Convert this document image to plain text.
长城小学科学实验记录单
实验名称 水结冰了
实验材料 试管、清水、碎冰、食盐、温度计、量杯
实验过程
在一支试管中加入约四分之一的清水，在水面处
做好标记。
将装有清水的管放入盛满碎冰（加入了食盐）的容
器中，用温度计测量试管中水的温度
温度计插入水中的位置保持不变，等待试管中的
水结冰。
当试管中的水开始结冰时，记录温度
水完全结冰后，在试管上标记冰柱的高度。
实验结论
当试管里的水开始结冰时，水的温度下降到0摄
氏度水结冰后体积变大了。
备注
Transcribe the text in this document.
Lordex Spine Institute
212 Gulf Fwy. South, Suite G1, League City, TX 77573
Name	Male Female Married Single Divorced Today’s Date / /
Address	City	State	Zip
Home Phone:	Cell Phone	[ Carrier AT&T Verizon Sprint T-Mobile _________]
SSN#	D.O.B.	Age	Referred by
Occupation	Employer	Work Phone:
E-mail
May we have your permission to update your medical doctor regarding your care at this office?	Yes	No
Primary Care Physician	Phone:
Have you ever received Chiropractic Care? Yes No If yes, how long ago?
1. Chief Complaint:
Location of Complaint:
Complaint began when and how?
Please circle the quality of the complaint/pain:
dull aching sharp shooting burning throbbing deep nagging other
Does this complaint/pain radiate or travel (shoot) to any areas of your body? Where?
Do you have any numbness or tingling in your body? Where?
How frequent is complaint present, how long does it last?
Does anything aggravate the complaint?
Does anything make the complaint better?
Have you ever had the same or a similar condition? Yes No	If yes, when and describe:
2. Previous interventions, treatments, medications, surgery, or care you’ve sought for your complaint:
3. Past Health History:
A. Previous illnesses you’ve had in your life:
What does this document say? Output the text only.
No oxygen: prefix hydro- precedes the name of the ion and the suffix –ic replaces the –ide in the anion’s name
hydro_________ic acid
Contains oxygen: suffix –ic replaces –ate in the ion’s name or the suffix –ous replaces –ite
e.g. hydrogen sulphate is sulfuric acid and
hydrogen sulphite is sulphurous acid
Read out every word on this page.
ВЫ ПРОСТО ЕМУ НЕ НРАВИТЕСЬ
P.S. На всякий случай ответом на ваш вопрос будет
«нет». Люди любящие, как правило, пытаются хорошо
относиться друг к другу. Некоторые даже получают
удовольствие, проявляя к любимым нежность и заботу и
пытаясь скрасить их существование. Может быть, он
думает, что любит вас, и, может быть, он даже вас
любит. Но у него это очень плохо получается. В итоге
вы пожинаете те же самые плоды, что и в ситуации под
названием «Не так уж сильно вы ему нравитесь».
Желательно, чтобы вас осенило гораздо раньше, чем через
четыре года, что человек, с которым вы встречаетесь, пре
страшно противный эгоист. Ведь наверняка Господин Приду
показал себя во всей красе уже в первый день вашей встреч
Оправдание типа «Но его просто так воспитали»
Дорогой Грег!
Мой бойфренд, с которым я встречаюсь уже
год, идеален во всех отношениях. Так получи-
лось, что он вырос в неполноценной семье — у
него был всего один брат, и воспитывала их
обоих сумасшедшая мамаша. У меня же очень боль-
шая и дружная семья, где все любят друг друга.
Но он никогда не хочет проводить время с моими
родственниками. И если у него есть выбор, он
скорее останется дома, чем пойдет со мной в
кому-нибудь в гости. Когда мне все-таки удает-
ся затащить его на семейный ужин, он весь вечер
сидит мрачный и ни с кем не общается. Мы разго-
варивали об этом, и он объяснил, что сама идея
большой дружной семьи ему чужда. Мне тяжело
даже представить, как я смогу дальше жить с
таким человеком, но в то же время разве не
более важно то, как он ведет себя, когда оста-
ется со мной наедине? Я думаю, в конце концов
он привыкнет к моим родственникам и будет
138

- WHAT THE TASK ASKS
Scan the material above. Return every line containing the string "Previous".

- THE RESULT
2. Previous interventions, treatments, medications, surgery, or care you’ve sought for your complaint:
A. Previous illnesses you’ve had in your life:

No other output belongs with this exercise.